Start of Input records

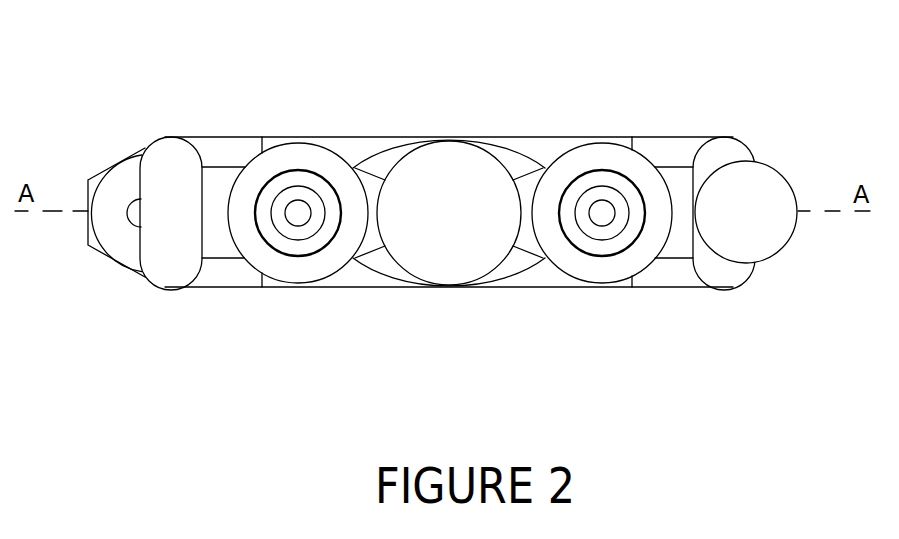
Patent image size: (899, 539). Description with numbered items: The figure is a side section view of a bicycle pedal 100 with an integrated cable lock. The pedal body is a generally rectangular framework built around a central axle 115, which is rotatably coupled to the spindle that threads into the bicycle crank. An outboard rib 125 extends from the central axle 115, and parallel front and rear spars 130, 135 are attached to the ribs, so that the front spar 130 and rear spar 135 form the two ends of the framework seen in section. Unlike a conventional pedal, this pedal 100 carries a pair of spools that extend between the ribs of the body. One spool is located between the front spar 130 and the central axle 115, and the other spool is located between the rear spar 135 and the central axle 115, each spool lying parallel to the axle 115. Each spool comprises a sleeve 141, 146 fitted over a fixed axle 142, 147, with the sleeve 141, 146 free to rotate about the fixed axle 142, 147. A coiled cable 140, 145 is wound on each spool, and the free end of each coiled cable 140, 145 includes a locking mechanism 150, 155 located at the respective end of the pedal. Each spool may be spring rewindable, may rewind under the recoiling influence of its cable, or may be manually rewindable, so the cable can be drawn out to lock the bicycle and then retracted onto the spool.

The bicycle pedal 100 is at (532, 117).
The central axle 115 is at (440, 170).
The outboard rib 125 is at (349, 143).
The front spar 130 is at (180, 257).
The rear spar 135 is at (731, 150).
The coiled cable 140 is at (270, 262).
The sleeve 141 is at (310, 238).
The fixed axle 142 is at (298, 210).
The coiled cable 145 is at (630, 262).
The sleeve 146 is at (588, 238).
The fixed axle 147 is at (602, 212).
The locking mechanism 150 is at (122, 242).
The locking mechanism 155 is at (763, 240).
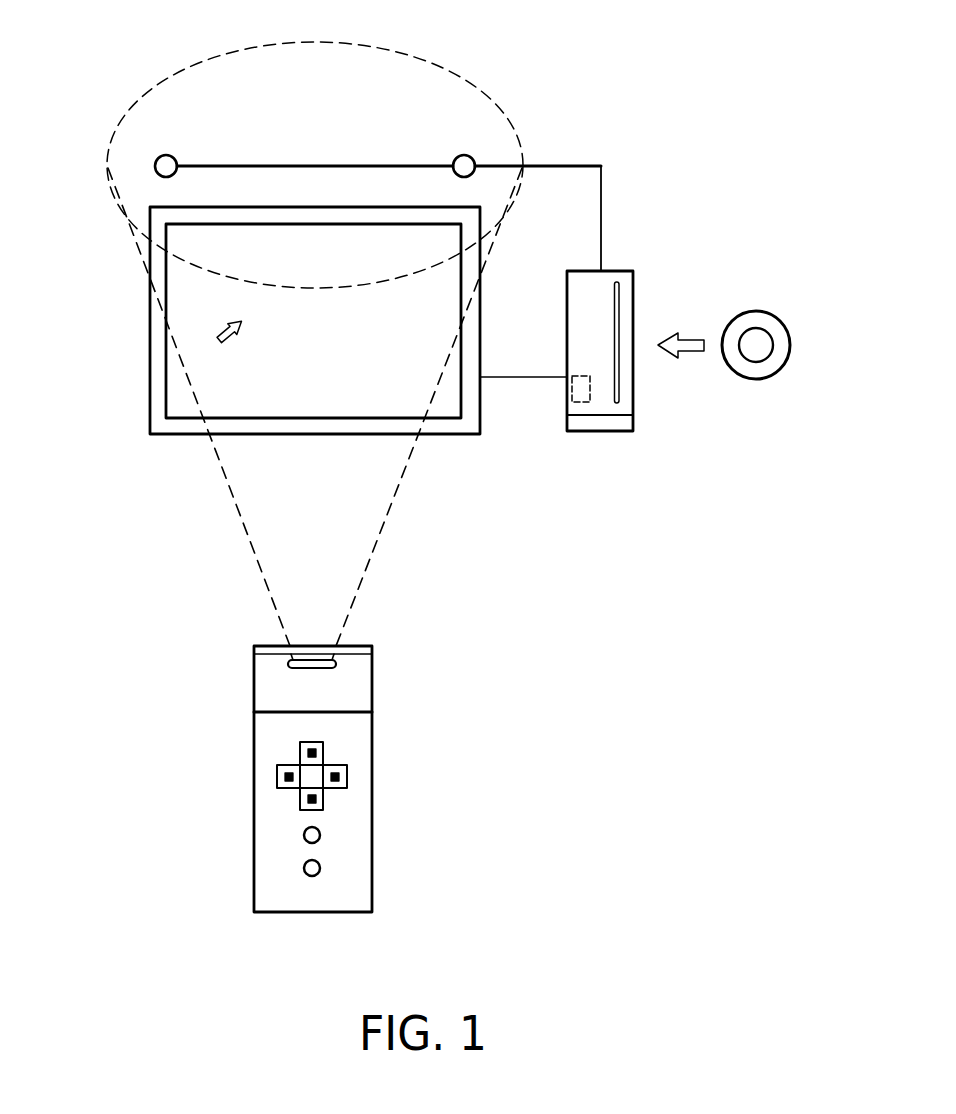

End of Input records

* _What is being asked_: Rewrite every line of the listing with "integrated cable lock" switched to "built-in cable lock", changing nothing else, and leave the pictures out.

* _Worked solution_:
Patent image size: (899, 539). Description with numbered items: The figure is a side section view of a bicycle pedal 100 with an built-in cable lock. The pedal body is a generally rectangular framework built around a central axle 115, which is rotatably coupled to the spindle that threads into the bicycle crank. An outboard rib 125 extends from the central axle 115, and parallel front and rear spars 130, 135 are attached to the ribs, so that the front spar 130 and rear spar 135 form the two ends of the framework seen in section. Unlike a conventional pedal, this pedal 100 carries a pair of spools that extend between the ribs of the body. One spool is located between the front spar 130 and the central axle 115, and the other spool is located between the rear spar 135 and the central axle 115, each spool lying parallel to the axle 115. Each spool comprises a sleeve 141, 146 fitted over a fixed axle 142, 147, with the sleeve 141, 146 free to rotate about the fixed axle 142, 147. A coiled cable 140, 145 is wound on each spool, and the free end of each coiled cable 140, 145 includes a locking mechanism 150, 155 located at the respective end of the pedal. Each spool may be spring rewindable, may rewind under the recoiling influence of its cable, or may be manually rewindable, so the cable can be drawn out to lock the bicycle and then retracted onto the spool.

The bicycle pedal 100 is at (532, 117).
The central axle 115 is at (440, 170).
The outboard rib 125 is at (349, 143).
The front spar 130 is at (180, 257).
The rear spar 135 is at (731, 150).
The coiled cable 140 is at (270, 262).
The sleeve 141 is at (310, 238).
The fixed axle 142 is at (298, 210).
The coiled cable 145 is at (630, 262).
The sleeve 146 is at (588, 238).
The fixed axle 147 is at (602, 212).
The locking mechanism 150 is at (122, 242).
The locking mechanism 155 is at (763, 240).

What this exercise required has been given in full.